- _Task inputs_
--------------------
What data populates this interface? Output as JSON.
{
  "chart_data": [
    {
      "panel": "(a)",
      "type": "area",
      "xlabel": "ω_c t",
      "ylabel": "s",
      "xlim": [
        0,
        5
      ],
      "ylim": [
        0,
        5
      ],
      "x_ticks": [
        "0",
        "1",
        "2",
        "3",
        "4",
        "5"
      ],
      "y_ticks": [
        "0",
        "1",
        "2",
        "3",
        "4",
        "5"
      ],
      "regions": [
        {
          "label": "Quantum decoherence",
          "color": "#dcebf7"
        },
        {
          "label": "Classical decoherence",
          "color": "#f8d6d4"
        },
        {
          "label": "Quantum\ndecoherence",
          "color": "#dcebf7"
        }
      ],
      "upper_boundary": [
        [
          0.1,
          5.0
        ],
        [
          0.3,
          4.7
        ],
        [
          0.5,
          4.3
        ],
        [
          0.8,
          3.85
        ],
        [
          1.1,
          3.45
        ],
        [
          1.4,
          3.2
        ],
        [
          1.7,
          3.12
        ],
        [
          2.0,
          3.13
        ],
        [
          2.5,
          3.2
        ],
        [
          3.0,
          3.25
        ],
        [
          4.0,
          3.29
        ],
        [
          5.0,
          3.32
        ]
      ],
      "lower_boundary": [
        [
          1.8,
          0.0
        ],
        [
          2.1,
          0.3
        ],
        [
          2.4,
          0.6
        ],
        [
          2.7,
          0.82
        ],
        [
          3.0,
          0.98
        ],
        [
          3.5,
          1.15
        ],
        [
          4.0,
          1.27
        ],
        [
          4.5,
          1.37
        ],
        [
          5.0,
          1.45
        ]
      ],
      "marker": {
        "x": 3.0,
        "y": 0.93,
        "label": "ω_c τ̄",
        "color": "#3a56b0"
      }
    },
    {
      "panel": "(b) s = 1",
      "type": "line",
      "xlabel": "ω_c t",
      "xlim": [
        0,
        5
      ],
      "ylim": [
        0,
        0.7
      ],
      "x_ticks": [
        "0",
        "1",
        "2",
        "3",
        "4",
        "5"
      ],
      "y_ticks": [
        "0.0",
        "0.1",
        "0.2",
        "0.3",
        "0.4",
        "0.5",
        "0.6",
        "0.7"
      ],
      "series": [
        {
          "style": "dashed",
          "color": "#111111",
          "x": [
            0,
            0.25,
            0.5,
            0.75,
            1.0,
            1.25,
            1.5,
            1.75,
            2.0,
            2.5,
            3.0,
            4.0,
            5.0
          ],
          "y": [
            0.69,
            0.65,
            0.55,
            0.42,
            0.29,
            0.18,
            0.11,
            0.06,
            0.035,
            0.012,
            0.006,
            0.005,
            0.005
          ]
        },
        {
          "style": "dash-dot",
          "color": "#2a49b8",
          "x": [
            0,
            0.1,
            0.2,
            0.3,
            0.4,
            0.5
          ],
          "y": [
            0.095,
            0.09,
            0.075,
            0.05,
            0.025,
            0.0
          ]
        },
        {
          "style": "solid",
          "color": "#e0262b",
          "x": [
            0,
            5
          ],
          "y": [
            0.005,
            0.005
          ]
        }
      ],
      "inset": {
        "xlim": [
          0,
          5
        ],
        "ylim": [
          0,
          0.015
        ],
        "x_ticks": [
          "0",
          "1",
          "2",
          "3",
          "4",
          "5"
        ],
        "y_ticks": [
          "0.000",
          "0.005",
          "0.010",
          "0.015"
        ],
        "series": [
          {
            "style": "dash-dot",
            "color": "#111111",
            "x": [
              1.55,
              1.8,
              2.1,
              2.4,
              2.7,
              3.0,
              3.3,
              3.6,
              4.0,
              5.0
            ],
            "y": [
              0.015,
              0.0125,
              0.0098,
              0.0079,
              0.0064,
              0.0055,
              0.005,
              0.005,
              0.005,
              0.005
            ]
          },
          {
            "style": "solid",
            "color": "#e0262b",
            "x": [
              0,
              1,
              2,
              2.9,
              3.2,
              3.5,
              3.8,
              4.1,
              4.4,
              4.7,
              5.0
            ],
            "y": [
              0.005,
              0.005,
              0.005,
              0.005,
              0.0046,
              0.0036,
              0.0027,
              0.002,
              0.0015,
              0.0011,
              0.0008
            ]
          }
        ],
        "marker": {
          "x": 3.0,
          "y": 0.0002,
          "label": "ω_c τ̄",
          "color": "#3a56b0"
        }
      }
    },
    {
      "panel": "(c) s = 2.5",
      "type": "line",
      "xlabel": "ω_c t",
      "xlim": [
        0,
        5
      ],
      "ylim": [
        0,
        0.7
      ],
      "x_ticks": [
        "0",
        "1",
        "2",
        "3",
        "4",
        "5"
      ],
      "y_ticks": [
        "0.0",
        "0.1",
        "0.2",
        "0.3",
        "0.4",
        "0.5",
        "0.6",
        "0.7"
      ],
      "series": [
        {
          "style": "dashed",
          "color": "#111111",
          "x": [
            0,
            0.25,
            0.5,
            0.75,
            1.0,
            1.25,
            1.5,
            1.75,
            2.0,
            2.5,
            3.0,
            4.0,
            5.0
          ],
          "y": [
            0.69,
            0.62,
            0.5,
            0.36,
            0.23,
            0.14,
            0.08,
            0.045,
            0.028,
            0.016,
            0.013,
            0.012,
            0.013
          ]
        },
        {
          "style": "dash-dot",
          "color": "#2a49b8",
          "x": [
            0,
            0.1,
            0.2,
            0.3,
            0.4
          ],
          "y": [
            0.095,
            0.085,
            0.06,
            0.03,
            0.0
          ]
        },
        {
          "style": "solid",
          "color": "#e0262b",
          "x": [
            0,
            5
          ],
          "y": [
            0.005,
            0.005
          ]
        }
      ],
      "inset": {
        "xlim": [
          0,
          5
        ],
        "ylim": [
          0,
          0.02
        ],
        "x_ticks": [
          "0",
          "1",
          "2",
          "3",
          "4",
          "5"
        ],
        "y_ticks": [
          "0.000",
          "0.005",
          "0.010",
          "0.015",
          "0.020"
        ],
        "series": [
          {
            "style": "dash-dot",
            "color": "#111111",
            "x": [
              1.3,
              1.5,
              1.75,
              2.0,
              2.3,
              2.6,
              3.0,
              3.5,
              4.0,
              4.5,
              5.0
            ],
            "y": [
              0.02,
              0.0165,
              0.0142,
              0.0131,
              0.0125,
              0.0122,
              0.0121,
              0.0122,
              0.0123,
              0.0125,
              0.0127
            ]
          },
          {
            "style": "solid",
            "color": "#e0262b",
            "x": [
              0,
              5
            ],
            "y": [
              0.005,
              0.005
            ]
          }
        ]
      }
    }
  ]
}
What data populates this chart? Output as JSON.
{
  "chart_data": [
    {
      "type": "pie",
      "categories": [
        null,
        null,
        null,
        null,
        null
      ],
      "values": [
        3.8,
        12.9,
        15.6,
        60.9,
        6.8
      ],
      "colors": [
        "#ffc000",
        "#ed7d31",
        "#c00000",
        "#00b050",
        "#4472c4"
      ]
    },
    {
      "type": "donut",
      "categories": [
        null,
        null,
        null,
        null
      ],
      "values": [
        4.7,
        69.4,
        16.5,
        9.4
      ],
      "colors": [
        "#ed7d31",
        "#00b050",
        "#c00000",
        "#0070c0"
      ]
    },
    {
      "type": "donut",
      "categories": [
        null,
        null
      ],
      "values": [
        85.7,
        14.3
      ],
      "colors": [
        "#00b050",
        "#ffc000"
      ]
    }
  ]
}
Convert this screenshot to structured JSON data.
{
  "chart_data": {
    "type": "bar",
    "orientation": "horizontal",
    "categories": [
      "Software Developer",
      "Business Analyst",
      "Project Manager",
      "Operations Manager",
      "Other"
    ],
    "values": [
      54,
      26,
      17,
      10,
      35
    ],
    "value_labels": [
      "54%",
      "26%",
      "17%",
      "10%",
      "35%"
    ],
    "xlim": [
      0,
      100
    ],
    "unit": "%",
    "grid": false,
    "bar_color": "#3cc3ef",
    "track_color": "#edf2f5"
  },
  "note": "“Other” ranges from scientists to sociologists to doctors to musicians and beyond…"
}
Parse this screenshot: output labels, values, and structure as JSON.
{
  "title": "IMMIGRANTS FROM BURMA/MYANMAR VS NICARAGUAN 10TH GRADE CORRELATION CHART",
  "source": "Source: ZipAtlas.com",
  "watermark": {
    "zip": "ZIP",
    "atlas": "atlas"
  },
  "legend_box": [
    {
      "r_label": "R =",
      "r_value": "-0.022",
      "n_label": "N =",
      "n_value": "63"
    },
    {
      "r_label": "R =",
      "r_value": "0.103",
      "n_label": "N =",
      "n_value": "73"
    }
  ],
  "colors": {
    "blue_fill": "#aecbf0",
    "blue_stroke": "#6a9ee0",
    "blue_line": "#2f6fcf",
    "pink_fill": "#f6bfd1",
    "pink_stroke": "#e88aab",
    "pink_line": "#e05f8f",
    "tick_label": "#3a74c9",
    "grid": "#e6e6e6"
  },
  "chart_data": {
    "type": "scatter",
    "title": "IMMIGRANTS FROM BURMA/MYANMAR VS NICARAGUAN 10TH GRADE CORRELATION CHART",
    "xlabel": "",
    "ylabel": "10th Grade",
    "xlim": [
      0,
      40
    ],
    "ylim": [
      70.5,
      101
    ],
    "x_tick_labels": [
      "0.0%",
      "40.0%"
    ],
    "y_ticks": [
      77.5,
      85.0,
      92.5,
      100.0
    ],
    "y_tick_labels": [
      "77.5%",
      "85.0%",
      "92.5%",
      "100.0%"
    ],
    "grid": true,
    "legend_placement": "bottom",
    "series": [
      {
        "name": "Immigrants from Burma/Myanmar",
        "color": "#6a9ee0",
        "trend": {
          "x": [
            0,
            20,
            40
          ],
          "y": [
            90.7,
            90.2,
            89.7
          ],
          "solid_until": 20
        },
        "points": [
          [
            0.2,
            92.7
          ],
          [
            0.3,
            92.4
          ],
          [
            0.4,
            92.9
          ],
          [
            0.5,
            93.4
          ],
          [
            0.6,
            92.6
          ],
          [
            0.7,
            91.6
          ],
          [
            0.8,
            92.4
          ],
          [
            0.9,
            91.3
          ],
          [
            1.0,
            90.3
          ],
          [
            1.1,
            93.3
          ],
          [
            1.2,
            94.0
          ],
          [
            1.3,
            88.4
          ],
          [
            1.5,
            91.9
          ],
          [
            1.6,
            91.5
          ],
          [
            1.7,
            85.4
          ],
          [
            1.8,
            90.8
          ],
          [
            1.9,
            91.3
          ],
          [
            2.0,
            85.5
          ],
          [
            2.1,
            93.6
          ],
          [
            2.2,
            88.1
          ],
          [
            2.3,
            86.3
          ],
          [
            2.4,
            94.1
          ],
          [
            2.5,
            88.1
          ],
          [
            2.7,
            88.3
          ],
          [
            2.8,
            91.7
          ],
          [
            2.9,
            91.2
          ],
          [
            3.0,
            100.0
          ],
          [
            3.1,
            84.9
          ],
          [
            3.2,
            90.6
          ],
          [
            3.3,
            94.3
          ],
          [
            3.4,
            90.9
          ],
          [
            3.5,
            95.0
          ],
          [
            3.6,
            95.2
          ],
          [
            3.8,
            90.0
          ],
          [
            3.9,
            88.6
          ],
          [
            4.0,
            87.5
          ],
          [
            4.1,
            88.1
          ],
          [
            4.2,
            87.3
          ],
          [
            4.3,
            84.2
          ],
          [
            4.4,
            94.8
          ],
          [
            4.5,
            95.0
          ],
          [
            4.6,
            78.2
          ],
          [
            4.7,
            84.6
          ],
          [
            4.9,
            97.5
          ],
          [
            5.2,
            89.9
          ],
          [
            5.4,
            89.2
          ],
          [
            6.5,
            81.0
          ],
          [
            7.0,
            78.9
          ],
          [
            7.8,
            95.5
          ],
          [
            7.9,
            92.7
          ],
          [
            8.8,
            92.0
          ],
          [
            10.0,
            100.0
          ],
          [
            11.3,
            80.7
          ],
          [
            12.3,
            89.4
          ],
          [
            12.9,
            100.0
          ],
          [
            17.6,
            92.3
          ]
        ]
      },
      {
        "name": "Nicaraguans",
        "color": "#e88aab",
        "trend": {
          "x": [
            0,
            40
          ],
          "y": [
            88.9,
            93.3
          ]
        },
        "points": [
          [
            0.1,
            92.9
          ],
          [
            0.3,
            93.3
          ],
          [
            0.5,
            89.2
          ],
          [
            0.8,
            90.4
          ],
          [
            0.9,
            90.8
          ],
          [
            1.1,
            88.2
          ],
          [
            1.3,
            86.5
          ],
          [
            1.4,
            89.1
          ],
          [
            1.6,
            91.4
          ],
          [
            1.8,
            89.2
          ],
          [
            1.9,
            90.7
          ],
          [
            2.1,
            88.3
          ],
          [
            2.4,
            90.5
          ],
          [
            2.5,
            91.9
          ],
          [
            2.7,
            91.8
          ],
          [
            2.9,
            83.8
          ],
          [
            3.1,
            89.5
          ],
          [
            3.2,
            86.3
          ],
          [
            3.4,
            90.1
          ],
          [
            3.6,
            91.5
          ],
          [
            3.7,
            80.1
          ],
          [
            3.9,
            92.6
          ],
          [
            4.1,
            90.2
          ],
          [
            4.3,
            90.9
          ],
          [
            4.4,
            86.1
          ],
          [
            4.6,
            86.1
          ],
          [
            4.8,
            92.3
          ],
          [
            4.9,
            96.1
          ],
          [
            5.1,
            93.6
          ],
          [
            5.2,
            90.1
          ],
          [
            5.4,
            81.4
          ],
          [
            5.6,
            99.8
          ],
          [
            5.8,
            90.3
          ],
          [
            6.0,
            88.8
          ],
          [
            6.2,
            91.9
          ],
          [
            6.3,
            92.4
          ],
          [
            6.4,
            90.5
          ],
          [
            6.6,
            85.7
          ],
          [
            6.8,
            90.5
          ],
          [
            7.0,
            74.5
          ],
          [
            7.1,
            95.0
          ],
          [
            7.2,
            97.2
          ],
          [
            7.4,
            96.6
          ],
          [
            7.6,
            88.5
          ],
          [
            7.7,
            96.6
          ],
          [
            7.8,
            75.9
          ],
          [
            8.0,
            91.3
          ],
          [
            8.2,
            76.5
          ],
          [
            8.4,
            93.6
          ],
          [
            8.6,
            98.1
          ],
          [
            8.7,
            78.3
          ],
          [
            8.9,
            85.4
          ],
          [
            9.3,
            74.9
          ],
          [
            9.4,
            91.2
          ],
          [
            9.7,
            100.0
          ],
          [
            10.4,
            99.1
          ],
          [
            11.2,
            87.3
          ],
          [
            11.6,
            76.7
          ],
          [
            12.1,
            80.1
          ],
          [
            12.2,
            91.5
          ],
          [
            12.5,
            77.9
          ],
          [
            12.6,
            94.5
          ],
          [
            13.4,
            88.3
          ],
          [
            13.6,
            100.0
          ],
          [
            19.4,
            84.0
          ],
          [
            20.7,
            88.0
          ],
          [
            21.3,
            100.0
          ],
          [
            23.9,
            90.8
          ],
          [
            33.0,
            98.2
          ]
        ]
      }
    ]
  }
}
--------------------
Extract, from the material above, each line holding the word "JSON".

- _Response below_
What data populates this interface? Output as JSON.
What data populates this chart? Output as JSON.
Convert this screenshot to structured JSON data.
Parse this screenshot: output labels, values, and structure as JSON.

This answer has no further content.